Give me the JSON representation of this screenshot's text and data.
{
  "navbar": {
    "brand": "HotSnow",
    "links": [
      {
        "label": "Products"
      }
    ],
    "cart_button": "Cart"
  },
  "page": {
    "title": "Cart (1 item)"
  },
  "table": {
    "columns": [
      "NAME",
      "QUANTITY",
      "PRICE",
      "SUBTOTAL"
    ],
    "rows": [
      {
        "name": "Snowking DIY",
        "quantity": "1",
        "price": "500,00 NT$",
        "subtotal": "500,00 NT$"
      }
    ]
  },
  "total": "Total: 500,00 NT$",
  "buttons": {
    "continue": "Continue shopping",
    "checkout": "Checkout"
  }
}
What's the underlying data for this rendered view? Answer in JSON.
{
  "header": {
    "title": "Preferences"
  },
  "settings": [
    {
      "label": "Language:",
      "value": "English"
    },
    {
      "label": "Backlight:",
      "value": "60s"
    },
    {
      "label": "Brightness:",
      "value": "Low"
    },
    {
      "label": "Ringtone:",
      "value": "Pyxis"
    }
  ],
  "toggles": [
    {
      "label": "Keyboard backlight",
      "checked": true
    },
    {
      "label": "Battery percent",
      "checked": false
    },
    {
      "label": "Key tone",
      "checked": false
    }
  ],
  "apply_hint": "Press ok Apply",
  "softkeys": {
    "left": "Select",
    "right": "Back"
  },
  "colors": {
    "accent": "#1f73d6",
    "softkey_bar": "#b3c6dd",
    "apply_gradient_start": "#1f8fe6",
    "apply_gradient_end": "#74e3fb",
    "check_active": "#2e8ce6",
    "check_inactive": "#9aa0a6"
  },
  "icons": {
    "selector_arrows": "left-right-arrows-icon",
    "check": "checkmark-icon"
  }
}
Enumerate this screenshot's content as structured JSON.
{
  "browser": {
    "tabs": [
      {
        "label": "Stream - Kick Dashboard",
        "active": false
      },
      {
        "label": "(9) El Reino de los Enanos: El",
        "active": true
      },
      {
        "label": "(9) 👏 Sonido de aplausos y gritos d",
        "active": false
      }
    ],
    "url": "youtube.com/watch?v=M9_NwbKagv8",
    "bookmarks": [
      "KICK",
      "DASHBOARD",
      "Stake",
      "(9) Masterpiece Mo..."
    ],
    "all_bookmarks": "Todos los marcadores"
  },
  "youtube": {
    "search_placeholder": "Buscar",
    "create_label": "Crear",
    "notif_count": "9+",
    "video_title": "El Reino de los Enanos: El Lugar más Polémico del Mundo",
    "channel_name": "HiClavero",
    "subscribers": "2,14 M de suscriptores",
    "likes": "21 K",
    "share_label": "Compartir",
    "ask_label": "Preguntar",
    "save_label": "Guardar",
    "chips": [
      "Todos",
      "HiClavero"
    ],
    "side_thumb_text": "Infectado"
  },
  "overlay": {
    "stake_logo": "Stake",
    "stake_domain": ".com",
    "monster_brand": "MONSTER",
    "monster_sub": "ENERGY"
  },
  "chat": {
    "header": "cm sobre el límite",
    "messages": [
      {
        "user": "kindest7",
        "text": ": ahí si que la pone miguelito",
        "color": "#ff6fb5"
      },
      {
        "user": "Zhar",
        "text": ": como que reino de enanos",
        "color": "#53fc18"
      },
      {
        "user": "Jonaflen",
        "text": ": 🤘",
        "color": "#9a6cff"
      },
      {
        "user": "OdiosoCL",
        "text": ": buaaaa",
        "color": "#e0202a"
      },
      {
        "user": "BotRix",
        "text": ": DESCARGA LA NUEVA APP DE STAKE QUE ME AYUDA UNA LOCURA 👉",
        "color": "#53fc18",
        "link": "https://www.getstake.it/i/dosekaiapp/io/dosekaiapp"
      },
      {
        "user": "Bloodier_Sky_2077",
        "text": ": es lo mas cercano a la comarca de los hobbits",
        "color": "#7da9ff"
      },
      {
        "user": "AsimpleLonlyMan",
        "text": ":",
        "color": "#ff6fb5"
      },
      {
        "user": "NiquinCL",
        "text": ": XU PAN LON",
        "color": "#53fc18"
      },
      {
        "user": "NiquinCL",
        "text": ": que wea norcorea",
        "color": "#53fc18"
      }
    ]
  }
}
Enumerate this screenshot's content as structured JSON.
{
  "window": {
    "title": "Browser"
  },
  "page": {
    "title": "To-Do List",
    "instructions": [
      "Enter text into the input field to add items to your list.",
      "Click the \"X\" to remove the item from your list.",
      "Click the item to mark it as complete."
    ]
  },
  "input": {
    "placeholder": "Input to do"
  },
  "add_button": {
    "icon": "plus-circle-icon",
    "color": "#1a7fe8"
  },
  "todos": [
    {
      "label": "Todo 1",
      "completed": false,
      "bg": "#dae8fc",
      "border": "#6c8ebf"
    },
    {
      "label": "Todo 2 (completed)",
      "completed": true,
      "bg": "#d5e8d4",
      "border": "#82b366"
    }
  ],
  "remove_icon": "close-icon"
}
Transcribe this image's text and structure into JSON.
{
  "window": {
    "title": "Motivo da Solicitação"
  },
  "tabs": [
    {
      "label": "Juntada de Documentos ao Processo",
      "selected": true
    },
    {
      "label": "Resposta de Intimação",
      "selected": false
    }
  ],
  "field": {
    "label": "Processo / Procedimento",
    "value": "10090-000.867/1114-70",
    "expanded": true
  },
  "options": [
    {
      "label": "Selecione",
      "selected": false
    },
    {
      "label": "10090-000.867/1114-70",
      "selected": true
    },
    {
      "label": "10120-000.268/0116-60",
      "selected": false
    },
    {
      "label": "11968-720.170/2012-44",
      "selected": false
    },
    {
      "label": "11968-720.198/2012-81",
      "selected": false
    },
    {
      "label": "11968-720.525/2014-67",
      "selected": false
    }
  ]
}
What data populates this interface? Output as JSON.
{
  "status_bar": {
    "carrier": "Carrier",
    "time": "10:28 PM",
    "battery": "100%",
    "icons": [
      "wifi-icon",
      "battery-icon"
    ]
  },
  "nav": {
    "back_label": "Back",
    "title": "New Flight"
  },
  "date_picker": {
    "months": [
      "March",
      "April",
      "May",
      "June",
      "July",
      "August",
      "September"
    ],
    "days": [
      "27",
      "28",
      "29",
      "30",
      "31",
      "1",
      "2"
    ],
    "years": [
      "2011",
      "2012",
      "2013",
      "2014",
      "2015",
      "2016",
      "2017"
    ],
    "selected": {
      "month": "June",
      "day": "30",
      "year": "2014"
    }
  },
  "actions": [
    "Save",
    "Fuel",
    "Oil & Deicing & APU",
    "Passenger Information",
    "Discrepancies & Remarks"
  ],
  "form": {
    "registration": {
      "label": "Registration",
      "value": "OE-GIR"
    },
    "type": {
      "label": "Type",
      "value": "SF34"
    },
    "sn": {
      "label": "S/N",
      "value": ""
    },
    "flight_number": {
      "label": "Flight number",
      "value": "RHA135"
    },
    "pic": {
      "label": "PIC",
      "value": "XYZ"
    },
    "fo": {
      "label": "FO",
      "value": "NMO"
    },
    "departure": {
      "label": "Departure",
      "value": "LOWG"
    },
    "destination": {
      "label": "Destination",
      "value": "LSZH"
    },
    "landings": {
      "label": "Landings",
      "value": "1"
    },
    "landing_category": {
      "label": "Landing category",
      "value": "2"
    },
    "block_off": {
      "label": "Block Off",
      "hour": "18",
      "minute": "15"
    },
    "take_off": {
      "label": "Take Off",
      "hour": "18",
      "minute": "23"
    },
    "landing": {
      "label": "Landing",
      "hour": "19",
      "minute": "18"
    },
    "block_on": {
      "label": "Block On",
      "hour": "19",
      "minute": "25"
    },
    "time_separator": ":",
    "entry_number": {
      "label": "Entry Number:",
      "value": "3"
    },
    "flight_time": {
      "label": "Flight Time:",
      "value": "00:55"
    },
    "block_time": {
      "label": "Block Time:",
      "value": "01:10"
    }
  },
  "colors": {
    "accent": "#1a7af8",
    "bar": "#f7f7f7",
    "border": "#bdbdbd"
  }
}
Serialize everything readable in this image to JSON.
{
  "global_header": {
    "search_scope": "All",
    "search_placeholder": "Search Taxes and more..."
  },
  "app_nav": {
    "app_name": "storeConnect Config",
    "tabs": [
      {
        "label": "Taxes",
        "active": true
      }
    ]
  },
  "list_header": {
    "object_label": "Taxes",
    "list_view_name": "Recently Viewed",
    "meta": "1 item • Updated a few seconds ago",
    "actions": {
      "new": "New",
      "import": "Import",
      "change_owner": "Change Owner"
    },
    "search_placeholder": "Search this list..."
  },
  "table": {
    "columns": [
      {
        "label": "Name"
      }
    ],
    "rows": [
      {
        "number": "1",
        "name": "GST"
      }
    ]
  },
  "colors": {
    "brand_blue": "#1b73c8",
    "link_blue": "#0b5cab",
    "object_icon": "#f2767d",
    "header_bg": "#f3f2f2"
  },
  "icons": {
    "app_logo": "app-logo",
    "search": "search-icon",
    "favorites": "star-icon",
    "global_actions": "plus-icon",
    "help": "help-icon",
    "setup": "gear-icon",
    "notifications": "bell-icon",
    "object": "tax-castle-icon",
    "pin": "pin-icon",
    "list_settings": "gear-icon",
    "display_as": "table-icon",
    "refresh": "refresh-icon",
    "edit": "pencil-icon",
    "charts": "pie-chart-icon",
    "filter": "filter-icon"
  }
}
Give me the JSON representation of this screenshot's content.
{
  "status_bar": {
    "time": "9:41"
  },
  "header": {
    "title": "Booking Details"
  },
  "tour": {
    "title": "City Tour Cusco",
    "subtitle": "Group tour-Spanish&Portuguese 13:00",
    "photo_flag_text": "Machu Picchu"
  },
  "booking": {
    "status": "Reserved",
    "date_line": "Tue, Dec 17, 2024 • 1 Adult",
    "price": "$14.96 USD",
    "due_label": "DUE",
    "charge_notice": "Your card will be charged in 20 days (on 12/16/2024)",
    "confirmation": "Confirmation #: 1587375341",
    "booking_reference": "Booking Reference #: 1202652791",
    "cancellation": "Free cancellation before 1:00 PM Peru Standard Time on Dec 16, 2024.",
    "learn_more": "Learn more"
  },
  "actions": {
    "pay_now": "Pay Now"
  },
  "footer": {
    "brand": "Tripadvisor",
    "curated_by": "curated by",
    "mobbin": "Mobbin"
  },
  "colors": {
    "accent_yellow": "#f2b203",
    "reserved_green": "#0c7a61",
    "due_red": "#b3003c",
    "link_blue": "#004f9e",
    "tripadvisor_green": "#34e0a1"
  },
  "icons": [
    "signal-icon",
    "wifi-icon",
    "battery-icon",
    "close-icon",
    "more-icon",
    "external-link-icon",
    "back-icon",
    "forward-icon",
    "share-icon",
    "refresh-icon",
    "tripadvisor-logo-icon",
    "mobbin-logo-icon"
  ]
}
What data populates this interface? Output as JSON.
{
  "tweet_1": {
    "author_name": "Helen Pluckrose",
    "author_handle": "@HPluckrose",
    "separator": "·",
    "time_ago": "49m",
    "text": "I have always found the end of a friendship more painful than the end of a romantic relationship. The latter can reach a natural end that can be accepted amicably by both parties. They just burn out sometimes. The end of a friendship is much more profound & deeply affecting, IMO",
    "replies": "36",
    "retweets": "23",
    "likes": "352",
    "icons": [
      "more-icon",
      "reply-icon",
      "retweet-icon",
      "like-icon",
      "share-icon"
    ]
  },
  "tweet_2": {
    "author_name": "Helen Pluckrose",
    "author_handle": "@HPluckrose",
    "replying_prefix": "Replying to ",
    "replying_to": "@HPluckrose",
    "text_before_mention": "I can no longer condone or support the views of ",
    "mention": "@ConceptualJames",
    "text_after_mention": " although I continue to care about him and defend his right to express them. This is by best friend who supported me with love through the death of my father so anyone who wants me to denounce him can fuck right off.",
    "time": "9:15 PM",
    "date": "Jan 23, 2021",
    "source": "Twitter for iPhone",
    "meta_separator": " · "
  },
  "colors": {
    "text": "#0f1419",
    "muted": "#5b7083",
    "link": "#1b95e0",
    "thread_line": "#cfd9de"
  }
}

STATED TASK - Your task is to report how many lines of the material include the string "youtube". Give the number and no other words.

RESULT OF THE EXERCISE - 2